* [WHAT YOU WILL DO]
Print verbatim every line starting at the one that contains "Convert this screenshot" and ending at the final line of the records; include both endpoints.

* [DATA LINES]
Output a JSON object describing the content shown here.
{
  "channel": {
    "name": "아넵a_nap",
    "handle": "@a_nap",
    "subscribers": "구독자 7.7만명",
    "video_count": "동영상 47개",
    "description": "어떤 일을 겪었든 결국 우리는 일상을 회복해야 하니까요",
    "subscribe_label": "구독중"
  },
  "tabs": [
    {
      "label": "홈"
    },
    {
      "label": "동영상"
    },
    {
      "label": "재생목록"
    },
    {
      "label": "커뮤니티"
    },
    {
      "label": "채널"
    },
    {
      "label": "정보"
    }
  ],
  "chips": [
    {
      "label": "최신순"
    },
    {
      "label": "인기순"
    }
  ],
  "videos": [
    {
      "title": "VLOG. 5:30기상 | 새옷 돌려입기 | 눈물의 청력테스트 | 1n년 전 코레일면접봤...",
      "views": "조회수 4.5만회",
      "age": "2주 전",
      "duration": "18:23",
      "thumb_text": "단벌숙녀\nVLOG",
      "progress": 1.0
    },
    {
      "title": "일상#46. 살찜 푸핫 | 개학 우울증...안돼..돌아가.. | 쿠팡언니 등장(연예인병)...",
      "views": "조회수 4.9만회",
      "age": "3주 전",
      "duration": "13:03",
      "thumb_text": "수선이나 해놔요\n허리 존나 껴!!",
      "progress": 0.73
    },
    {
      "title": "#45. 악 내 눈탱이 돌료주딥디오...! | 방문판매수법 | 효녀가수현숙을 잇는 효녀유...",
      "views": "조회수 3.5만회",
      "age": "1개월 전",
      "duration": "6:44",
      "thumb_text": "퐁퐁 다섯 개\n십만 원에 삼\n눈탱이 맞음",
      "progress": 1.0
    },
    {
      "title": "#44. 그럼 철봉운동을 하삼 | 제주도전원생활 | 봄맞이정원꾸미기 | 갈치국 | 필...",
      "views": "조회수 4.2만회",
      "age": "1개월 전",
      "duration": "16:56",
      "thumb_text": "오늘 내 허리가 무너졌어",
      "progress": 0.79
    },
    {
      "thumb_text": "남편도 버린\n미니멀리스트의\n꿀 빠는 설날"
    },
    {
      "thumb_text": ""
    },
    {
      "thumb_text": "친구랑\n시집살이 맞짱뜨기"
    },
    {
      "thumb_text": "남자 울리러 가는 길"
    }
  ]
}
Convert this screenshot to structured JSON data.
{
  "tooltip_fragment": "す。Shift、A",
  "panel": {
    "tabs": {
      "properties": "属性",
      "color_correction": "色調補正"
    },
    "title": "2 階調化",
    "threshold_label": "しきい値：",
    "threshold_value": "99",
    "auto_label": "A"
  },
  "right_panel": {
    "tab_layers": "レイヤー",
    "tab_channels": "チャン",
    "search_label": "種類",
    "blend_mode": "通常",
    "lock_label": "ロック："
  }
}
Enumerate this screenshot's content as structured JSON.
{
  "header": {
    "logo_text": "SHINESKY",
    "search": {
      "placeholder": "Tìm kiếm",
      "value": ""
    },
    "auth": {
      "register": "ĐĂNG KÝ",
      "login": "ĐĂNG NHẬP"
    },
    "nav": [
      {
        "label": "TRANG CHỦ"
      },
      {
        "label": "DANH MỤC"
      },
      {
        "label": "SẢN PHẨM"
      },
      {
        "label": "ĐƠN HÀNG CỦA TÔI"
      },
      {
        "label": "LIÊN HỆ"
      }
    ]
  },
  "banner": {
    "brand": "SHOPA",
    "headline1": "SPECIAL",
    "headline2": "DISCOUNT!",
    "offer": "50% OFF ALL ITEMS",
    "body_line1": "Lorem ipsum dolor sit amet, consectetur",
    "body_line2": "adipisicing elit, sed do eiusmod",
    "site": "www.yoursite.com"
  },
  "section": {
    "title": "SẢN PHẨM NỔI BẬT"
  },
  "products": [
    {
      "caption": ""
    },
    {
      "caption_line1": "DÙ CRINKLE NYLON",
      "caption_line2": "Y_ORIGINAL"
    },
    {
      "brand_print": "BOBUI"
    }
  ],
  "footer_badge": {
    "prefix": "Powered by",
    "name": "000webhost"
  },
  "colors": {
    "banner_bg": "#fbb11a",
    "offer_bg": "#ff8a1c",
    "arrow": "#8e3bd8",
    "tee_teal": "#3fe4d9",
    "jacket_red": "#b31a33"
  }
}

* [REPLY TO THE EXERCISE]
Convert this screenshot to structured JSON data.
{
  "tooltip_fragment": "す。Shift、A",
  "panel": {
    "tabs": {
      "properties": "属性",
      "color_correction": "色調補正"
    },
    "title": "2 階調化",
    "threshold_label": "しきい値：",
    "threshold_value": "99",
    "auto_label": "A"
  },
  "right_panel": {
    "tab_layers": "レイヤー",
    "tab_channels": "チャン",
    "search_label": "種類",
    "blend_mode": "通常",
    "lock_label": "ロック："
  }
}
Enumerate this screenshot's content as structured JSON.
{
  "header": {
    "logo_text": "SHINESKY",
    "search": {
      "placeholder": "Tìm kiếm",
      "value": ""
    },
    "auth": {
      "register": "ĐĂNG KÝ",
      "login": "ĐĂNG NHẬP"
    },
    "nav": [
      {
        "label": "TRANG CHỦ"
      },
      {
        "label": "DANH MỤC"
      },
      {
        "label": "SẢN PHẨM"
      },
      {
        "label": "ĐƠN HÀNG CỦA TÔI"
      },
      {
        "label": "LIÊN HỆ"
      }
    ]
  },
  "banner": {
    "brand": "SHOPA",
    "headline1": "SPECIAL",
    "headline2": "DISCOUNT!",
    "offer": "50% OFF ALL ITEMS",
    "body_line1": "Lorem ipsum dolor sit amet, consectetur",
    "body_line2": "adipisicing elit, sed do eiusmod",
    "site": "www.yoursite.com"
  },
  "section": {
    "title": "SẢN PHẨM NỔI BẬT"
  },
  "products": [
    {
      "caption": ""
    },
    {
      "caption_line1": "DÙ CRINKLE NYLON",
      "caption_line2": "Y_ORIGINAL"
    },
    {
      "brand_print": "BOBUI"
    }
  ],
  "footer_badge": {
    "prefix": "Powered by",
    "name": "000webhost"
  },
  "colors": {
    "banner_bg": "#fbb11a",
    "offer_bg": "#ff8a1c",
    "arrow": "#8e3bd8",
    "tee_teal": "#3fe4d9",
    "jacket_red": "#b31a33"
  }
}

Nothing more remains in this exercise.